Write the next part of the text on parathyroid hormone-related peptide (PTHrP), beginning right after its final sentence.

-- Supplied text follows --

Parathyroid hormone (PTH)-like factor was first postulated by Albright over 60 years ago1 as a humoral factor responsible for development of hypercalcemia in cancer patients and later described as humoral hypercalcemia of malignancy (HHM).2 The true nature of this PTH-like factor remained elusive since it escaped detection by immunoassays using antibodies raised against PTH3,4 but could be detected in bioassays using PTH receptor.5,6 This led to cloning and characterization of this PTH-like factor now known as parathyroid hormone-related peptide (PTHrP)7,8 and to development of specific immunoassays.9,10

Human PTHrP has three isoforms of 139, 141, and 173 amino acids and is widely expressed in normal and cancerous human tissues.11,12 All isoforms have identical sequences through residue 139 and undergo post-translational cleavage generating N-terminal, midregion, and C-terminal peptides with distinct physiological functions. PTHrP exerts PTH-like actions in bone and kidney by binding and activating the guanylyl nucleotide-binding (G) protein-linked receptor (PTH1R) causing hypercalcemia.13,14

Distinct from PTH, PTHrP acts as endocrine, autocrine, paracrine, or intracrine factor in a vast range of important physiological roles including skeletal development, placental calcium transport, muscle relaxation, and mammary gland development.15,16 Circulating levels of PTHrP correlate with disease progression in cancers including breast, prostate, melanoma,1720 and bone metastasis.2123 Currently PTHrP can only be detected in the blood when hypercalcemia develops,9,10 when there is ∼50% chance of mortality in 30 days.24 Thus, existing PTHrP assays are limited to confirming the humoral origin of hypercalcemia but cannot provide early detection of PTHrP-producing tumors, which requires assays with much higher sensitivity.

-- Supplied text concluded --
-- Extracted information follows --

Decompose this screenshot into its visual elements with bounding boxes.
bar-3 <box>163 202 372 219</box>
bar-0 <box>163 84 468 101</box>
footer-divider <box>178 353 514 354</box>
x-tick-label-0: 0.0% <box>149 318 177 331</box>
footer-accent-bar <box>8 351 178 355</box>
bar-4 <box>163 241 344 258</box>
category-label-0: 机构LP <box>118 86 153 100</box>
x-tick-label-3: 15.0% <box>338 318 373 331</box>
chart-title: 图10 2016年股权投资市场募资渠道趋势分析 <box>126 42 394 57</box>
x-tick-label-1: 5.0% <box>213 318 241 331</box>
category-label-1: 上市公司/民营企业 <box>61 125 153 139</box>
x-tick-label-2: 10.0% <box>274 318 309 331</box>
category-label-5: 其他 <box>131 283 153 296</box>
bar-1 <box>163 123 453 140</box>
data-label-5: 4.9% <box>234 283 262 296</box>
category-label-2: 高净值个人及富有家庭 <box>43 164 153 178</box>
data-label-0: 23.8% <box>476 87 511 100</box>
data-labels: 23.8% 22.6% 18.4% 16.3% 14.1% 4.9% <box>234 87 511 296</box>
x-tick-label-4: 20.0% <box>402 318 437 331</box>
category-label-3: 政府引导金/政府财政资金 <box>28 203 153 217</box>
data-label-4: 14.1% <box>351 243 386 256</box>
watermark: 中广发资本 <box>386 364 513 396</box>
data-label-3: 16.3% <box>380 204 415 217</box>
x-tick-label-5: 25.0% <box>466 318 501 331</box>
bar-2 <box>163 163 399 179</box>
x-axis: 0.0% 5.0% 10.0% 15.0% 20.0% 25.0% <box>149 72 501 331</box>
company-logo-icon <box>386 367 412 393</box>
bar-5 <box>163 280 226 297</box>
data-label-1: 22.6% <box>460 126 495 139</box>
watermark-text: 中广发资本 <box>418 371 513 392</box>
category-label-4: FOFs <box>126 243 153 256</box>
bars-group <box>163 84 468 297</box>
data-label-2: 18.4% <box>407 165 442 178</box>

-- Extracted information concluded --

= Answer section =
Peptides have been particularly difficult targets for ultrasensitive multiplexed immunoassays. Enzyme linked immunosorbent assay (ELISA),25 immunofluorometric assays (IFMA),26 and mass spectrometry27,28 can be used to measure PTHrP but have limits of detection (LOD) in the picomolar range that are not low enough to measure serum PTHrP representative of early stage cancers. In addition, immunoradiometric (IRMA) and radioimmunoassay assays (RIA)9,10,29 commonly used for PTHrP employ high energy isotopes such as 125I that pose health hazards and have short shelf-lives.28,30 None of these assays measure specific PTHrP isoforms and in particular the human specific PTHrP 1-173 isoform. These assays mostly target the 1-86 peptide fragment. IRMA and RIA have LODs ranging from 0.3 to 4 pM,29,31,32 ELISA (Elabscience Biotechnology) 0.5 pM,25 IFMA 0.5 pM,26 and mass spectrometry 10 pM.28 Furthermore, these assays lack multiplexing capability and detect only a single PTHrP isoform.

Multiplexed assays have been developed for other peptides. Zhong et al.33 reported an electrochemical multiplex immunoassay using liposomes which contained electrochemically active molecules as signal enhancers for simultaneous detection of neuron-specific enolase (NSE) and pro-gastrin-releasing peptide (ProGRP). This immunoassay has one of the best non-PTHrP peptide LODs so far, 10 pg/mL (picomolar range) for ProGRP and 0.18 ng/mL (nanomolar range) for NSE. Using peptide immunoaffinity enrichment coupled with stable isotope dilution mass spectrometry (SISCAPA-MRM), Kuhn et al.34 developed a multiplexed assay for peptides troponin I (cTnI) and interleukin-33 (IL-33) trypsin-digested peptide standards. LODs of 2.5 μg/L (83 pM) for IL-33 Pep-1 and 1.0 μg/L (33 pM) for IL-33 Pep-2 were achieved. However, these methods applied to PTHrP would still be expected to have insufficient LODs for early cancer diagnostics.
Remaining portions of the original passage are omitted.